GIVEN EXERCISE:
Copy out the entries in full and with complete accuracy; pictures are excluded.

A run of records:
·····

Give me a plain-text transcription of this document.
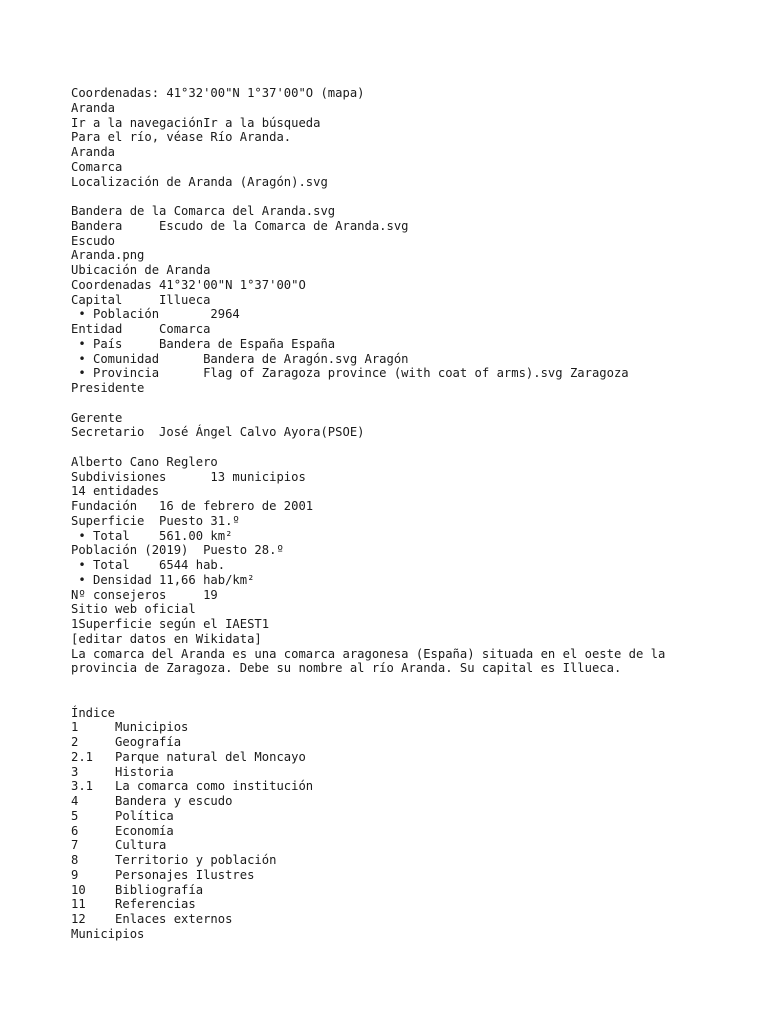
Coordenadas: 41°32'00"N 1°37'00"O (mapa)
Aranda
Ir a la navegaciónIr a la búsqueda
Para el río, véase Río Aranda.
Aranda
Comarca
Localización de Aranda (Aragón).svg
Bandera de la Comarca del Aranda.svg
Bandera     Escudo de la Comarca de Aranda.svg
Escudo
Aranda.png
Ubicación de Aranda
Coordenadas 41°32'00"N 1°37'00"O
Capital     Illueca
• Población       2964
Entidad     Comarca
• País     Bandera de España España
• Comunidad      Bandera de Aragón.svg Aragón
• Provincia      Flag of Zaragoza province (with coat of arms).svg Zaragoza
Presidente
Gerente
Secretario  José Ángel Calvo Ayora(PSOE)
Alberto Cano Reglero
Subdivisiones      13 municipios
14 entidades
Fundación   16 de febrero de 2001
Superficie  Puesto 31.º
• Total    561.00 km²
Población (2019)  Puesto 28.º
• Total    6544 hab.
• Densidad 11,66 hab/km²
Nº consejeros     19
Sitio web oficial
1Superficie según el IAEST1
[editar datos en Wikidata]
La comarca del Aranda es una comarca aragonesa (España) situada en el oeste de la
provincia de Zaragoza. Debe su nombre al río Aranda. Su capital es Illueca.
Índice
1     Municipios
2     Geografía
2.1   Parque natural del Moncayo
3     Historia
3.1   La comarca como institución
4     Bandera y escudo
5     Política
6     Economía
7     Cultura
8     Territorio y población
9     Personajes Ilustres
10    Bibliografía
11    Referencias
12    Enlaces externos
Municipios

·····

OUTPUT OF THE TASK:
Give me a plain-text transcription of this document.
Coordenadas: 41°32'00"N 1°37'00"O (mapa)
Aranda
Ir a la navegaciónIr a la búsqueda
Para el río, véase Río Aranda.
Aranda
Comarca
Localización de Aranda (Aragón).svg
Bandera de la Comarca del Aranda.svg
Bandera     Escudo de la Comarca de Aranda.svg
Escudo
Aranda.png
Ubicación de Aranda
Coordenadas 41°32'00"N 1°37'00"O
Capital     Illueca
• Población       2964
Entidad     Comarca
• País     Bandera de España España
• Comunidad      Bandera de Aragón.svg Aragón
• Provincia      Flag of Zaragoza province (with coat of arms).svg Zaragoza
Presidente
Gerente
Secretario  José Ángel Calvo Ayora(PSOE)
Alberto Cano Reglero
Subdivisiones      13 municipios
14 entidades
Fundación   16 de febrero de 2001
Superficie  Puesto 31.º
• Total    561.00 km²
Población (2019)  Puesto 28.º
• Total    6544 hab.
• Densidad 11,66 hab/km²
Nº consejeros     19
Sitio web oficial
1Superficie según el IAEST1
[editar datos en Wikidata]
La comarca del Aranda es una comarca aragonesa (España) situada en el oeste de la
provincia de Zaragoza. Debe su nombre al río Aranda. Su capital es Illueca.
Índice
1     Municipios
2     Geografía
2.1   Parque natural del Moncayo
3     Historia
3.1   La comarca como institución
4     Bandera y escudo
5     Política
6     Economía
7     Cultura
8     Territorio y población
9     Personajes Ilustres
10    Bibliografía
11    Referencias
12    Enlaces externos
Municipios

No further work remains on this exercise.